▸ **TASK DIRECTIONS**
Extract the records in full, leaving every picture out.

▸ **DATA FOR THE TASK**
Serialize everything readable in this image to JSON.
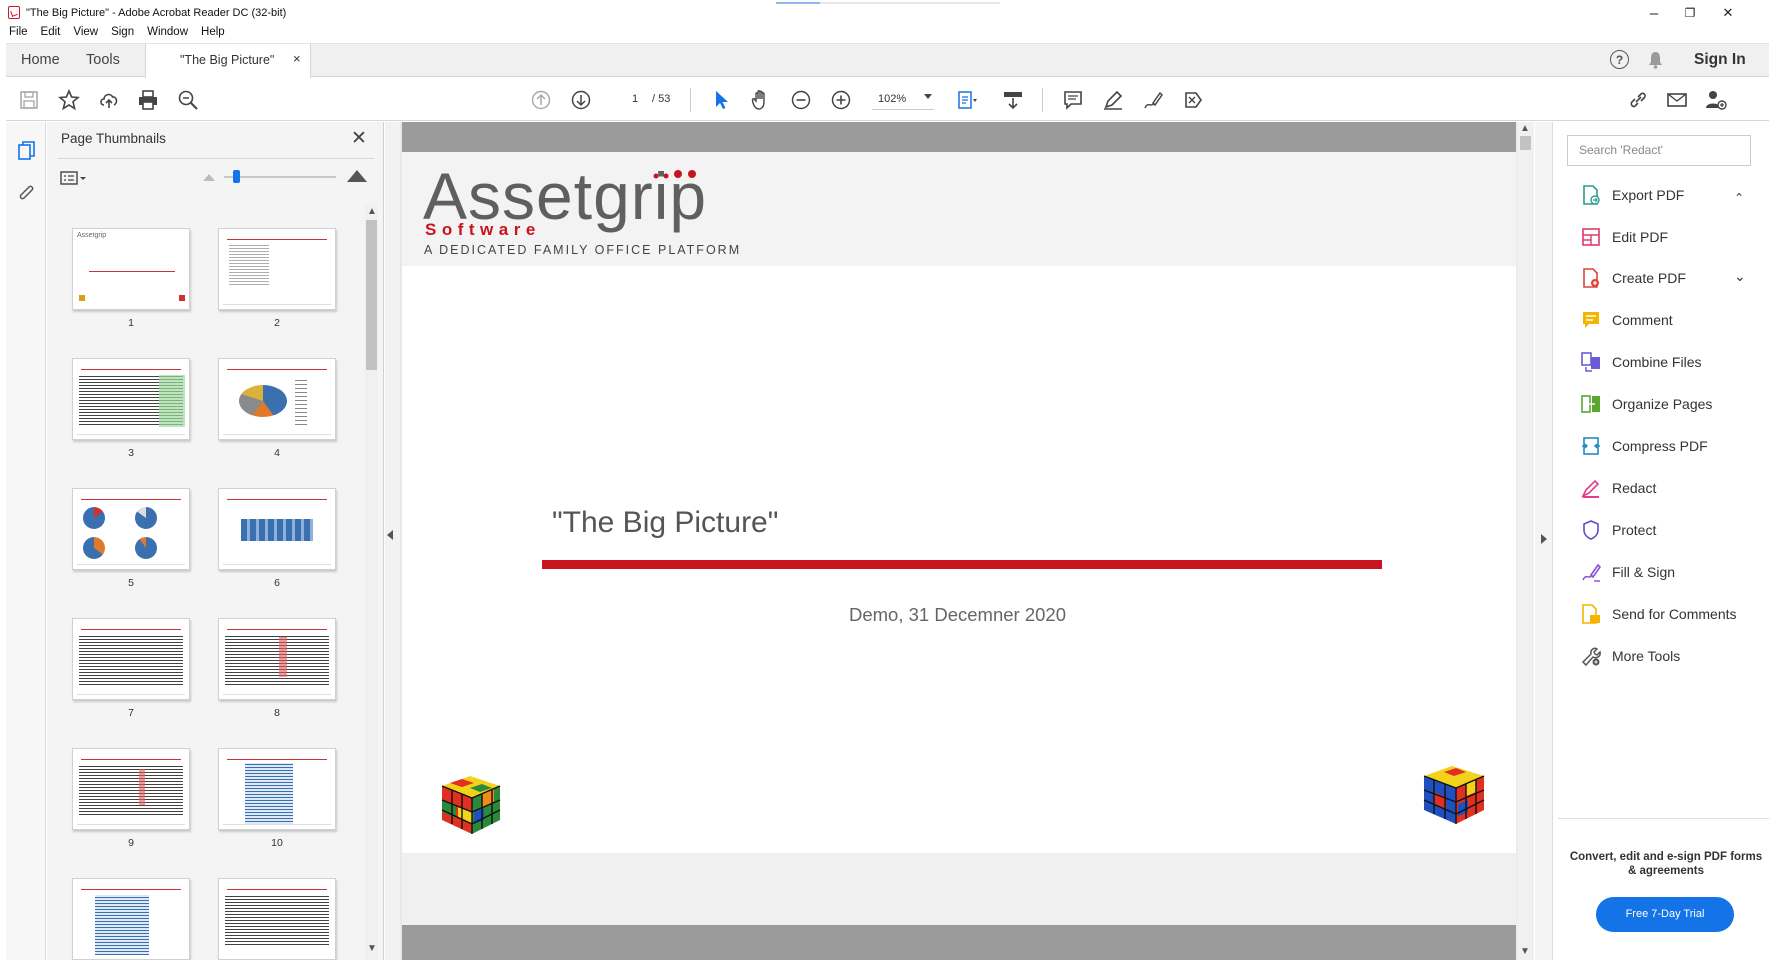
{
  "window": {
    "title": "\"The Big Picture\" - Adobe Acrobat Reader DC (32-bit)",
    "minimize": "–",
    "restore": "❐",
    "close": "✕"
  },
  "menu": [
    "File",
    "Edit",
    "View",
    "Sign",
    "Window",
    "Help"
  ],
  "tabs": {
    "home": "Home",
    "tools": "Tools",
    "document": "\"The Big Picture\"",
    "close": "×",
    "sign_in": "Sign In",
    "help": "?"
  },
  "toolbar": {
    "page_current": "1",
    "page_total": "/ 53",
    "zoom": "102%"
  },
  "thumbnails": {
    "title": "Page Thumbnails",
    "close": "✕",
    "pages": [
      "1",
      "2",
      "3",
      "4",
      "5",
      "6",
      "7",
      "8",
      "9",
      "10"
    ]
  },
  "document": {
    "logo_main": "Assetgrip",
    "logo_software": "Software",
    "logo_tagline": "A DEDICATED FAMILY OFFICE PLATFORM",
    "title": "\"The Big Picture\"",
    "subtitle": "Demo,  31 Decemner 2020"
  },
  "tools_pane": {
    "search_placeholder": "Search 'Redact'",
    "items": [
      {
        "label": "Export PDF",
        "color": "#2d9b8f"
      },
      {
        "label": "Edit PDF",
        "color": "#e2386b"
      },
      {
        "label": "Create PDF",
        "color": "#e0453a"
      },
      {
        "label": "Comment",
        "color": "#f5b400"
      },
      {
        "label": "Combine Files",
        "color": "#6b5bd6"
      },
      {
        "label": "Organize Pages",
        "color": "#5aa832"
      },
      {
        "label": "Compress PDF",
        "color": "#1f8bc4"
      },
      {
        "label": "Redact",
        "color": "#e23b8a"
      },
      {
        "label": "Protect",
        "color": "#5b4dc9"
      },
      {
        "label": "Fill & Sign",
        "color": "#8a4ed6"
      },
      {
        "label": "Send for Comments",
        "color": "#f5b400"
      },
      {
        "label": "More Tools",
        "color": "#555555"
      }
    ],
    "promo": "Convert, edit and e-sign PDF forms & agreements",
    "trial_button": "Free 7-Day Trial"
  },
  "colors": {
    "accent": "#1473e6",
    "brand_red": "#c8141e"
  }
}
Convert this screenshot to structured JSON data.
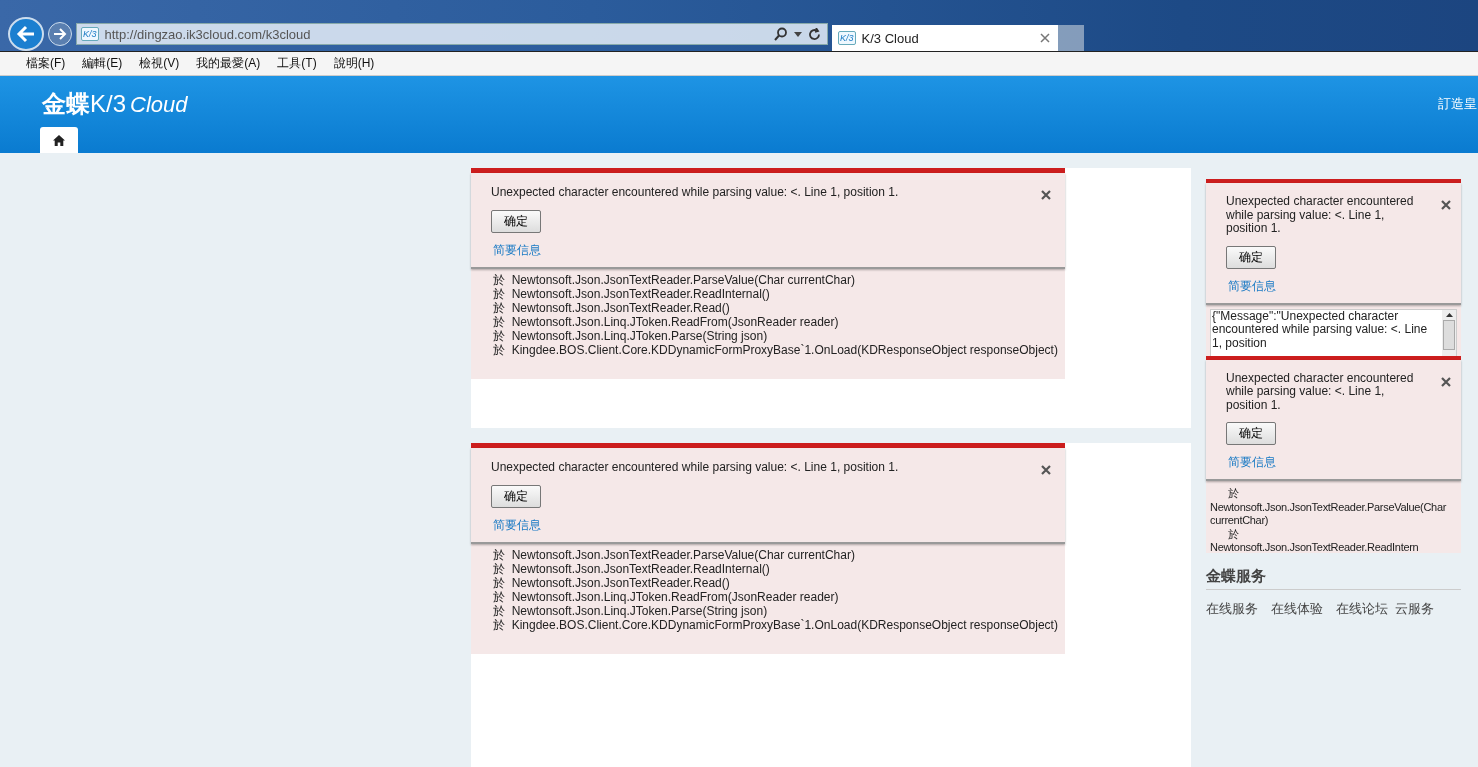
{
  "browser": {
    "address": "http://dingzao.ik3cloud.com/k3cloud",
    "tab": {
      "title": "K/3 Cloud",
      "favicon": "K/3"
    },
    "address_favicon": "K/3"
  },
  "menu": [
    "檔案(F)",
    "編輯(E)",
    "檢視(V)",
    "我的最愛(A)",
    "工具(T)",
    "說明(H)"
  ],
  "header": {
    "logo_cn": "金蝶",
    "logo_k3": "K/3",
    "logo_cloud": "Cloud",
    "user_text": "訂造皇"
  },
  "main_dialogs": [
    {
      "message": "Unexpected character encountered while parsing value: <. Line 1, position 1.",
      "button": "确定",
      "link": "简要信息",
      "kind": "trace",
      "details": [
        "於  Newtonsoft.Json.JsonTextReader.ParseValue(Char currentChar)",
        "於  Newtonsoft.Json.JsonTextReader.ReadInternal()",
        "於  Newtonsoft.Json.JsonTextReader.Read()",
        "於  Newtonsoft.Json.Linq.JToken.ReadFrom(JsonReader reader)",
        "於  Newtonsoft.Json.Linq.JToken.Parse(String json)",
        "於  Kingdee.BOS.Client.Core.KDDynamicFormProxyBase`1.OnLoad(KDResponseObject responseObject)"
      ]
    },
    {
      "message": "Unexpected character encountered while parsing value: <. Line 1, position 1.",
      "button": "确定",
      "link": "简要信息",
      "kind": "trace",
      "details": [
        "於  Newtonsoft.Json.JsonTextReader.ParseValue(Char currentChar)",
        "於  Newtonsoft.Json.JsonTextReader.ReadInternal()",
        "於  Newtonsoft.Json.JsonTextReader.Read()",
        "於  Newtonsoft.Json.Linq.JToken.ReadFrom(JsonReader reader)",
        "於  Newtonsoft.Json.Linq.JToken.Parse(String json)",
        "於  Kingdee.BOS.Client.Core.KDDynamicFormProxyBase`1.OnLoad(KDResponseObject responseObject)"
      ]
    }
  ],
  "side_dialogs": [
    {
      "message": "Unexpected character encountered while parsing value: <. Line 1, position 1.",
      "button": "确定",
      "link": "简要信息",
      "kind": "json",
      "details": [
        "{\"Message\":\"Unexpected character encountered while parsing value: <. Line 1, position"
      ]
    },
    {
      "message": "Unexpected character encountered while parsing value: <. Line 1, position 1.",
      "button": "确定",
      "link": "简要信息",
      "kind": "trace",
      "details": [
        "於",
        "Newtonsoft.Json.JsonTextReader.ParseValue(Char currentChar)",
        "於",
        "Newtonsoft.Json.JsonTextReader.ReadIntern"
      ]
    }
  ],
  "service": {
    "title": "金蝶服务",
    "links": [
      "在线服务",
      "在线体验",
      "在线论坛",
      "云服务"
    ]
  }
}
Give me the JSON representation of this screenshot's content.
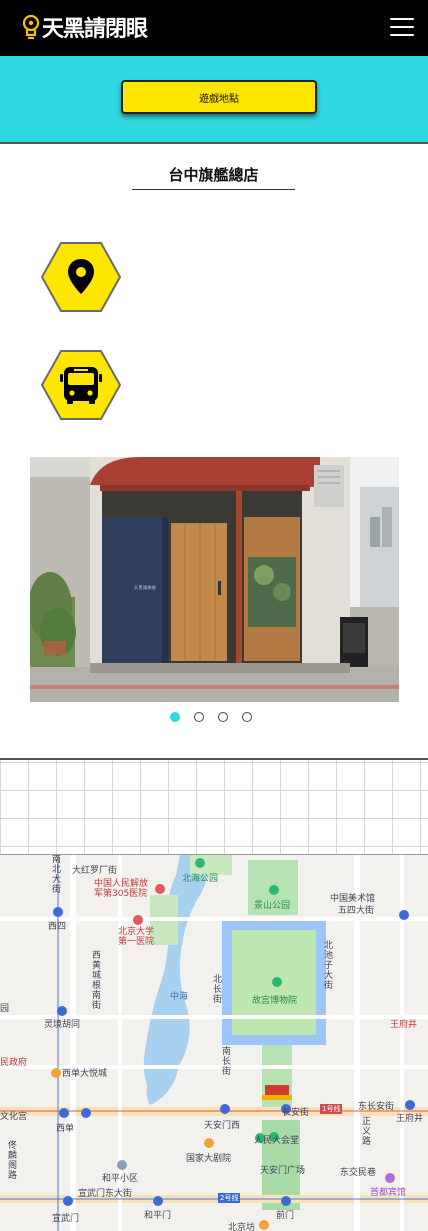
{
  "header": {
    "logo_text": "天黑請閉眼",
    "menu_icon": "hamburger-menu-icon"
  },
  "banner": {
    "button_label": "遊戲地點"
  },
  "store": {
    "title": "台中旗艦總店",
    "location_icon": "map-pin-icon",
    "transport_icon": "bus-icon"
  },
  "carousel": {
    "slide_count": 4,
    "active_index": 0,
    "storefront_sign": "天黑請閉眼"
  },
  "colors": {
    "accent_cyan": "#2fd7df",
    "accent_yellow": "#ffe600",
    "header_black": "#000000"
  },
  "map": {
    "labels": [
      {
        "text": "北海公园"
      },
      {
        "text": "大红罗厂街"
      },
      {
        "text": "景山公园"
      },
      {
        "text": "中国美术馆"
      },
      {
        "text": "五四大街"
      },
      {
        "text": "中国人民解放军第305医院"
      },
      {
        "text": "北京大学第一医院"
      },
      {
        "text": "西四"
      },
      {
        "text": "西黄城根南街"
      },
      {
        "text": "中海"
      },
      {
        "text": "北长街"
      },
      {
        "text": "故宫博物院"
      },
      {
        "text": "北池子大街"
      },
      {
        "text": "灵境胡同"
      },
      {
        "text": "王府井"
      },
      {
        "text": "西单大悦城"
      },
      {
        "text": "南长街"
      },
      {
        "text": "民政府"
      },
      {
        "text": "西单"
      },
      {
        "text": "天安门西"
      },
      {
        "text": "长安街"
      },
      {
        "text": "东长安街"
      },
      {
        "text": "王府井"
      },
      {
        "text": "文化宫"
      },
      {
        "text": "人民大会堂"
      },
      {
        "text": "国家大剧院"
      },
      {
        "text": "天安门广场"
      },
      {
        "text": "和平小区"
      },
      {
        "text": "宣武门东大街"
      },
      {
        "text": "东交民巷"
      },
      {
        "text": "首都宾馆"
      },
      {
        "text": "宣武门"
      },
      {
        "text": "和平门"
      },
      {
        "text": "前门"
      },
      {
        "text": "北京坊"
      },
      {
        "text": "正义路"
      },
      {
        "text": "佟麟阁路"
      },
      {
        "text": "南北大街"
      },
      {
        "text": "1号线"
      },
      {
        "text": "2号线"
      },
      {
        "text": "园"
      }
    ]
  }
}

▸ **COMPLETED TASK**
Serialize everything readable in this image to JSON.
{
  "window": {
    "title": "\"The Big Picture\" - Adobe Acrobat Reader DC (32-bit)",
    "minimize": "–",
    "restore": "❐",
    "close": "✕"
  },
  "menu": [
    "File",
    "Edit",
    "View",
    "Sign",
    "Window",
    "Help"
  ],
  "tabs": {
    "home": "Home",
    "tools": "Tools",
    "document": "\"The Big Picture\"",
    "close": "×",
    "sign_in": "Sign In",
    "help": "?"
  },
  "toolbar": {
    "page_current": "1",
    "page_total": "/ 53",
    "zoom": "102%"
  },
  "thumbnails": {
    "title": "Page Thumbnails",
    "close": "✕",
    "pages": [
      "1",
      "2",
      "3",
      "4",
      "5",
      "6",
      "7",
      "8",
      "9",
      "10"
    ]
  },
  "document": {
    "logo_main": "Assetgrip",
    "logo_software": "Software",
    "logo_tagline": "A DEDICATED FAMILY OFFICE PLATFORM",
    "title": "\"The Big Picture\"",
    "subtitle": "Demo,  31 Decemner 2020"
  },
  "tools_pane": {
    "search_placeholder": "Search 'Redact'",
    "items": [
      {
        "label": "Export PDF",
        "color": "#2d9b8f"
      },
      {
        "label": "Edit PDF",
        "color": "#e2386b"
      },
      {
        "label": "Create PDF",
        "color": "#e0453a"
      },
      {
        "label": "Comment",
        "color": "#f5b400"
      },
      {
        "label": "Combine Files",
        "color": "#6b5bd6"
      },
      {
        "label": "Organize Pages",
        "color": "#5aa832"
      },
      {
        "label": "Compress PDF",
        "color": "#1f8bc4"
      },
      {
        "label": "Redact",
        "color": "#e23b8a"
      },
      {
        "label": "Protect",
        "color": "#5b4dc9"
      },
      {
        "label": "Fill & Sign",
        "color": "#8a4ed6"
      },
      {
        "label": "Send for Comments",
        "color": "#f5b400"
      },
      {
        "label": "More Tools",
        "color": "#555555"
      }
    ],
    "promo": "Convert, edit and e-sign PDF forms & agreements",
    "trial_button": "Free 7-Day Trial"
  },
  "colors": {
    "accent": "#1473e6",
    "brand_red": "#c8141e"
  }
}
Convert this screenshot to structured JSON data.
{
  "browser": {
    "address": "http://dingzao.ik3cloud.com/k3cloud",
    "tab": {
      "title": "K/3 Cloud",
      "favicon": "K/3"
    },
    "address_favicon": "K/3"
  },
  "menu": [
    "檔案(F)",
    "編輯(E)",
    "檢視(V)",
    "我的最愛(A)",
    "工具(T)",
    "說明(H)"
  ],
  "header": {
    "logo_cn": "金蝶",
    "logo_k3": "K/3",
    "logo_cloud": "Cloud",
    "user_text": "訂造皇"
  },
  "main_dialogs": [
    {
      "message": "Unexpected character encountered while parsing value: <. Line 1, position 1.",
      "button": "确定",
      "link": "简要信息",
      "kind": "trace",
      "details": [
        "於  Newtonsoft.Json.JsonTextReader.ParseValue(Char currentChar)",
        "於  Newtonsoft.Json.JsonTextReader.ReadInternal()",
        "於  Newtonsoft.Json.JsonTextReader.Read()",
        "於  Newtonsoft.Json.Linq.JToken.ReadFrom(JsonReader reader)",
        "於  Newtonsoft.Json.Linq.JToken.Parse(String json)",
        "於  Kingdee.BOS.Client.Core.KDDynamicFormProxyBase`1.OnLoad(KDResponseObject responseObject)"
      ]
    },
    {
      "message": "Unexpected character encountered while parsing value: <. Line 1, position 1.",
      "button": "确定",
      "link": "简要信息",
      "kind": "trace",
      "details": [
        "於  Newtonsoft.Json.JsonTextReader.ParseValue(Char currentChar)",
        "於  Newtonsoft.Json.JsonTextReader.ReadInternal()",
        "於  Newtonsoft.Json.JsonTextReader.Read()",
        "於  Newtonsoft.Json.Linq.JToken.ReadFrom(JsonReader reader)",
        "於  Newtonsoft.Json.Linq.JToken.Parse(String json)",
        "於  Kingdee.BOS.Client.Core.KDDynamicFormProxyBase`1.OnLoad(KDResponseObject responseObject)"
      ]
    }
  ],
  "side_dialogs": [
    {
      "message": "Unexpected character encountered while parsing value: <. Line 1, position 1.",
      "button": "确定",
      "link": "简要信息",
      "kind": "json",
      "details": [
        "{\"Message\":\"Unexpected character encountered while parsing value: <. Line 1, position"
      ]
    },
    {
      "message": "Unexpected character encountered while parsing value: <. Line 1, position 1.",
      "button": "确定",
      "link": "简要信息",
      "kind": "trace",
      "details": [
        "於",
        "Newtonsoft.Json.JsonTextReader.ParseValue(Char currentChar)",
        "於",
        "Newtonsoft.Json.JsonTextReader.ReadIntern"
      ]
    }
  ],
  "service": {
    "title": "金蝶服务",
    "links": [
      "在线服务",
      "在线体验",
      "在线论坛",
      "云服务"
    ]
  }
}
Give me the JSON representation of this screenshot's content.
{
  "header": {
    "logo_text": "天黑請閉眼",
    "menu_icon": "hamburger-menu-icon"
  },
  "banner": {
    "button_label": "遊戲地點"
  },
  "store": {
    "title": "台中旗艦總店",
    "location_icon": "map-pin-icon",
    "transport_icon": "bus-icon"
  },
  "carousel": {
    "slide_count": 4,
    "active_index": 0,
    "storefront_sign": "天黑請閉眼"
  },
  "colors": {
    "accent_cyan": "#2fd7df",
    "accent_yellow": "#ffe600",
    "header_black": "#000000"
  },
  "map": {
    "labels": [
      {
        "text": "北海公园"
      },
      {
        "text": "大红罗厂街"
      },
      {
        "text": "景山公园"
      },
      {
        "text": "中国美术馆"
      },
      {
        "text": "五四大街"
      },
      {
        "text": "中国人民解放军第305医院"
      },
      {
        "text": "北京大学第一医院"
      },
      {
        "text": "西四"
      },
      {
        "text": "西黄城根南街"
      },
      {
        "text": "中海"
      },
      {
        "text": "北长街"
      },
      {
        "text": "故宫博物院"
      },
      {
        "text": "北池子大街"
      },
      {
        "text": "灵境胡同"
      },
      {
        "text": "王府井"
      },
      {
        "text": "西单大悦城"
      },
      {
        "text": "南长街"
      },
      {
        "text": "民政府"
      },
      {
        "text": "西单"
      },
      {
        "text": "天安门西"
      },
      {
        "text": "长安街"
      },
      {
        "text": "东长安街"
      },
      {
        "text": "王府井"
      },
      {
        "text": "文化宫"
      },
      {
        "text": "人民大会堂"
      },
      {
        "text": "国家大剧院"
      },
      {
        "text": "天安门广场"
      },
      {
        "text": "和平小区"
      },
      {
        "text": "宣武门东大街"
      },
      {
        "text": "东交民巷"
      },
      {
        "text": "首都宾馆"
      },
      {
        "text": "宣武门"
      },
      {
        "text": "和平门"
      },
      {
        "text": "前门"
      },
      {
        "text": "北京坊"
      },
      {
        "text": "正义路"
      },
      {
        "text": "佟麟阁路"
      },
      {
        "text": "南北大街"
      },
      {
        "text": "1号线"
      },
      {
        "text": "2号线"
      },
      {
        "text": "园"
      }
    ]
  }
}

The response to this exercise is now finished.